◆ Task brief:
Omit all pictures, then retype the data exactly as given.

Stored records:

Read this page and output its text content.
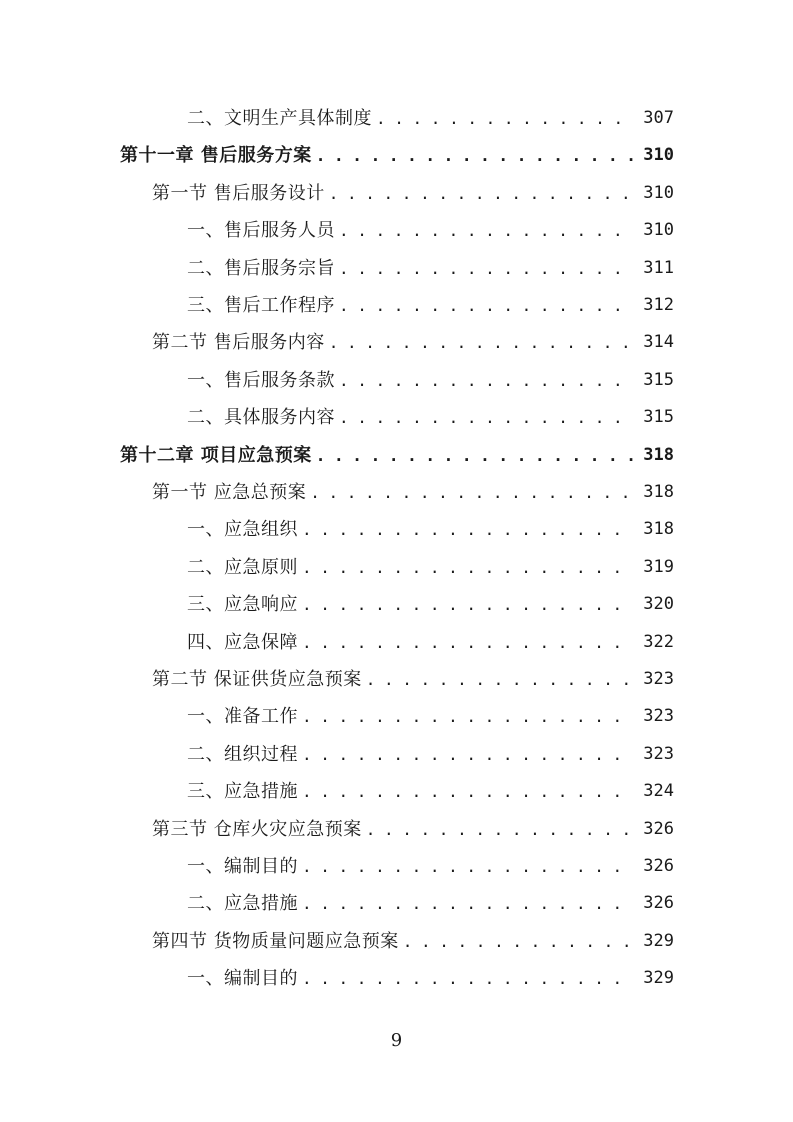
二、文明生产具体制度 . . .	307
第十一章 售后服务方案 . . .	310
第一节 售后服务设计 . . .	310
一、售后服务人员 . . .	310
二、售后服务宗旨 . . .	311
三、售后工作程序 . . .	312
第二节 售后服务内容 . . .	314
一、售后服务条款 . . .	315
二、具体服务内容 . . .	315
第十二章 项目应急预案 . . .	318
第一节 应急总预案 . . .	318
一、应急组织 . . .	318
二、应急原则 . . .	319
三、应急响应 . . .	320
四、应急保障 . . .	322
第二节 保证供货应急预案 . . .	323
一、准备工作 . . .	323
二、组织过程 . . .	323
三、应急措施 . . .	324
第三节 仓库火灾应急预案 . . .	326
一、编制目的 . . .	326
二、应急措施 . . .	326
第四节 货物质量问题应急预案 . . .	329
一、编制目的 . . .	329
9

◆ The result:
Read this page and output its text content.
二、文明生产具体制度 . . .	307
第十一章 售后服务方案 . . .	310
第一节 售后服务设计 . . .	310
一、售后服务人员 . . .	310
二、售后服务宗旨 . . .	311
三、售后工作程序 . . .	312
第二节 售后服务内容 . . .	314
一、售后服务条款 . . .	315
二、具体服务内容 . . .	315
第十二章 项目应急预案 . . .	318
第一节 应急总预案 . . .	318
一、应急组织 . . .	318
二、应急原则 . . .	319
三、应急响应 . . .	320
四、应急保障 . . .	322
第二节 保证供货应急预案 . . .	323
一、准备工作 . . .	323
二、组织过程 . . .	323
三、应急措施 . . .	324
第三节 仓库火灾应急预案 . . .	326
一、编制目的 . . .	326
二、应急措施 . . .	326
第四节 货物质量问题应急预案 . . .	329
一、编制目的 . . .	329
9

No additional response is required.